# Problem details:
Locate all lines with the word "name". Copy them.

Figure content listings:
======
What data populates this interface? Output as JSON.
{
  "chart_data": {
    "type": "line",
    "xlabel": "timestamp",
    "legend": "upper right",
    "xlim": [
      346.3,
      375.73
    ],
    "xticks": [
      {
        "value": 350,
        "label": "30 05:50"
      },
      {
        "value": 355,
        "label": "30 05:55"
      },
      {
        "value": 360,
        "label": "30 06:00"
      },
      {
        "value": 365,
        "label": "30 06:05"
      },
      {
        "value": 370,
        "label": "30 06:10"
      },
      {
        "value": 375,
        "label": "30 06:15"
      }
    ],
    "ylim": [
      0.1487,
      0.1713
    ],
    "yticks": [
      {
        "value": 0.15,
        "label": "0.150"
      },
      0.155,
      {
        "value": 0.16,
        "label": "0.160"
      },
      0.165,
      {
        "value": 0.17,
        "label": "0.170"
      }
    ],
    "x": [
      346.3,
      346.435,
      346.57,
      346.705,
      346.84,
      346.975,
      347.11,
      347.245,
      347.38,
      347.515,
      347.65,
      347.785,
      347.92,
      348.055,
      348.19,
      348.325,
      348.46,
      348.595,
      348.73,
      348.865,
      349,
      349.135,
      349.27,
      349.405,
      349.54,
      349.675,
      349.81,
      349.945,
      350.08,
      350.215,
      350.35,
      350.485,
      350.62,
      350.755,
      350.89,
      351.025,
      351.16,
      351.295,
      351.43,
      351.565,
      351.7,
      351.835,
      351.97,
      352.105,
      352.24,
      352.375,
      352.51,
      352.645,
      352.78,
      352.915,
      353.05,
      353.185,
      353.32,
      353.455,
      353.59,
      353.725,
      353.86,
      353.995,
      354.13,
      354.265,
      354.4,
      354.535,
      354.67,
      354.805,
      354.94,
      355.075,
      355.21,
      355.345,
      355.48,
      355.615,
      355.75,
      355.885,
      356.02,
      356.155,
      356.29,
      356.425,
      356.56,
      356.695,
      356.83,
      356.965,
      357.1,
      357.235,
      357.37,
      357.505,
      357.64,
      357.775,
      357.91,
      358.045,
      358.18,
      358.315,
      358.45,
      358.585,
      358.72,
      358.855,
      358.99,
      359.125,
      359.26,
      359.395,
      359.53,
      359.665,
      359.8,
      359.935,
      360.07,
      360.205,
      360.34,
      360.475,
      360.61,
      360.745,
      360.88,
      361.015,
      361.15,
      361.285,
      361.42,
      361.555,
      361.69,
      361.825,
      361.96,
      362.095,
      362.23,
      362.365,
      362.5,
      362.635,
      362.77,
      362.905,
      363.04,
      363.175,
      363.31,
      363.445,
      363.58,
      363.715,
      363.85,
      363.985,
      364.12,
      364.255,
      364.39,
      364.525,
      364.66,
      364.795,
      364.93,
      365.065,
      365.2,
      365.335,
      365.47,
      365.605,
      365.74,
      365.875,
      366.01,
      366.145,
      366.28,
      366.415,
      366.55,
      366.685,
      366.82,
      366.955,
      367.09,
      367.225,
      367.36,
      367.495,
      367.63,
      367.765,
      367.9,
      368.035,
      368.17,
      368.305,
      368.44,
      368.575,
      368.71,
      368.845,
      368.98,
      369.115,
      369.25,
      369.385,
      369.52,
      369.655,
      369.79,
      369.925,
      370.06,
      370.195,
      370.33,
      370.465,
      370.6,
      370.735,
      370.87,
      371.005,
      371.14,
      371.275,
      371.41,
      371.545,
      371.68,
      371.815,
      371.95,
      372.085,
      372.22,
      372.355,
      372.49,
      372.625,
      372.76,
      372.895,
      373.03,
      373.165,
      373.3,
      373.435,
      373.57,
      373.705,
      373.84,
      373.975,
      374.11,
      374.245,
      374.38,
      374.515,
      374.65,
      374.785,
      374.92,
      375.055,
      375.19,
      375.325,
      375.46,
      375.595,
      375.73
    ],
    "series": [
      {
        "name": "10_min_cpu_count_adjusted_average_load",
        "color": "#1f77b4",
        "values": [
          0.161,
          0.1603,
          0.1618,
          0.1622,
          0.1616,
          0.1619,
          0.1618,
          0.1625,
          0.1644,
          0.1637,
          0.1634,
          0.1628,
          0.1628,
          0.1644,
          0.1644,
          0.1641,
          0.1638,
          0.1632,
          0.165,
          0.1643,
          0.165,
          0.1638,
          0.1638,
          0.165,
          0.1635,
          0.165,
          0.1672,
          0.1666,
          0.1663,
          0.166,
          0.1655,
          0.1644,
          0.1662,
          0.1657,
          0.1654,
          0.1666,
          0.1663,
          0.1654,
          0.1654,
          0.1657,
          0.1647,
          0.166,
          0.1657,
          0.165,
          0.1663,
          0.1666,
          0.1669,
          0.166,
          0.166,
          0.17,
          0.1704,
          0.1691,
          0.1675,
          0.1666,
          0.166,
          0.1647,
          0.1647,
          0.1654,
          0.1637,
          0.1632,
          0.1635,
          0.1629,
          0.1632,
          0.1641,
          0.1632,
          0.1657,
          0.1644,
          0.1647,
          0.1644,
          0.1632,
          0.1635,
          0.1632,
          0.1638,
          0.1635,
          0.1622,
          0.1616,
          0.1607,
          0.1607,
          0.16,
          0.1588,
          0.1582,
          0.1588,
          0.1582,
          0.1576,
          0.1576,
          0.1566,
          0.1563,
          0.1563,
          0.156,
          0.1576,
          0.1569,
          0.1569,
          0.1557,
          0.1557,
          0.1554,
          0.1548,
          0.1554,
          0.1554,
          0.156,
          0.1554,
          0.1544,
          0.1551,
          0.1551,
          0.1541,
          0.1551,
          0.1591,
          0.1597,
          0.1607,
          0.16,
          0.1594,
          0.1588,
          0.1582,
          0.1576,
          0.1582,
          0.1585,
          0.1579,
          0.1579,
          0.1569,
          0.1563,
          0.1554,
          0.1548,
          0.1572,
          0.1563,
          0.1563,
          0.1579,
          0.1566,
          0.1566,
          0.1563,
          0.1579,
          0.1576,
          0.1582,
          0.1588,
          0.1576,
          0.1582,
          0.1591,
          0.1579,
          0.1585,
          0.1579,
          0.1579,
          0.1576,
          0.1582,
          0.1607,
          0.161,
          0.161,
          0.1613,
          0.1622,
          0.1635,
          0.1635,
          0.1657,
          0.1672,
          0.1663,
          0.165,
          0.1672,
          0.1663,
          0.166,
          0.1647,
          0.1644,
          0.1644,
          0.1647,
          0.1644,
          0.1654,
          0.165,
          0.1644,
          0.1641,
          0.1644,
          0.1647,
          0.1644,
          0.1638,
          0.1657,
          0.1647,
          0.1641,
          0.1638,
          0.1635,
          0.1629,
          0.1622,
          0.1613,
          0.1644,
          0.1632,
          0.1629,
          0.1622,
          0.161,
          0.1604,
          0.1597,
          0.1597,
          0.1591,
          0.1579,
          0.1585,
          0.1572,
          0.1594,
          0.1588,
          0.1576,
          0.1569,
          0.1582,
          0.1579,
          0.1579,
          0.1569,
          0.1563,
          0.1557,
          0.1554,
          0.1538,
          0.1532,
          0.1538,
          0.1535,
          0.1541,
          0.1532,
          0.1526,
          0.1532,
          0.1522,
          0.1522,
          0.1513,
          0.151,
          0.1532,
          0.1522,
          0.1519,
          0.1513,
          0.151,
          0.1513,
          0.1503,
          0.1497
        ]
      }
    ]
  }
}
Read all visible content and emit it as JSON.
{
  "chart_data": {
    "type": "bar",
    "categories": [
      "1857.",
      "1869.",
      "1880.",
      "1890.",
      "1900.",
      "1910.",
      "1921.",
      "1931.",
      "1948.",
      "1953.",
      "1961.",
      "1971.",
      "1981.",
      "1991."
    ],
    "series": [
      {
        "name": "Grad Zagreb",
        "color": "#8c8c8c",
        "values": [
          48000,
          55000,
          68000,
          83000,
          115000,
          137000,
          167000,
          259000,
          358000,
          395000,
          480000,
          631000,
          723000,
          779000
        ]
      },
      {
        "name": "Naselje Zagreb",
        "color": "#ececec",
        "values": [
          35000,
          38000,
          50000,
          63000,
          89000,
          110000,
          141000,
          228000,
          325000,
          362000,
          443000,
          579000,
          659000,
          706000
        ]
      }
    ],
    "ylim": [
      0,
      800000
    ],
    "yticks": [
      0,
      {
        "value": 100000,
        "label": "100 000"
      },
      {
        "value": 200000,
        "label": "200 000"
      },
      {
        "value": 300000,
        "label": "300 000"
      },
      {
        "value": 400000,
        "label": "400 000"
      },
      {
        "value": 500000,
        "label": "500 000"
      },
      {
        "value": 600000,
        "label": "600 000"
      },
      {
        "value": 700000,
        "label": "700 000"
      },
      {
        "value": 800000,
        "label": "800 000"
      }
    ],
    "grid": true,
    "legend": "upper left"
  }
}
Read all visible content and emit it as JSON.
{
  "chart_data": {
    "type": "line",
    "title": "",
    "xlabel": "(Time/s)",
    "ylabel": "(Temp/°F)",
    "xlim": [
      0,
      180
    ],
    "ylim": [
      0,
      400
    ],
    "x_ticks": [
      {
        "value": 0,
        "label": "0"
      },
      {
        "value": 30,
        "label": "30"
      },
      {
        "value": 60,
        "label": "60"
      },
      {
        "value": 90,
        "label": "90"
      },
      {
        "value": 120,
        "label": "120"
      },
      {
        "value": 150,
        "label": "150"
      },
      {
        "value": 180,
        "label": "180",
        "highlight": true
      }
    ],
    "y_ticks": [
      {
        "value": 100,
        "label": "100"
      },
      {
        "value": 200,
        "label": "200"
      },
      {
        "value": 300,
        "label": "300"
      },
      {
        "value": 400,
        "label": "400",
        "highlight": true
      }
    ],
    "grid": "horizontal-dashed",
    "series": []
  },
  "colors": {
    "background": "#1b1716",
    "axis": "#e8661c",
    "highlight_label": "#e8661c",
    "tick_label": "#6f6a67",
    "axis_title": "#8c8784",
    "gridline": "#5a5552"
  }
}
======
# Output below:
        "name": "10_min_cpu_count_adjusted_average_load",
        "name": "Grad Zagreb",
        "name": "Naselje Zagreb",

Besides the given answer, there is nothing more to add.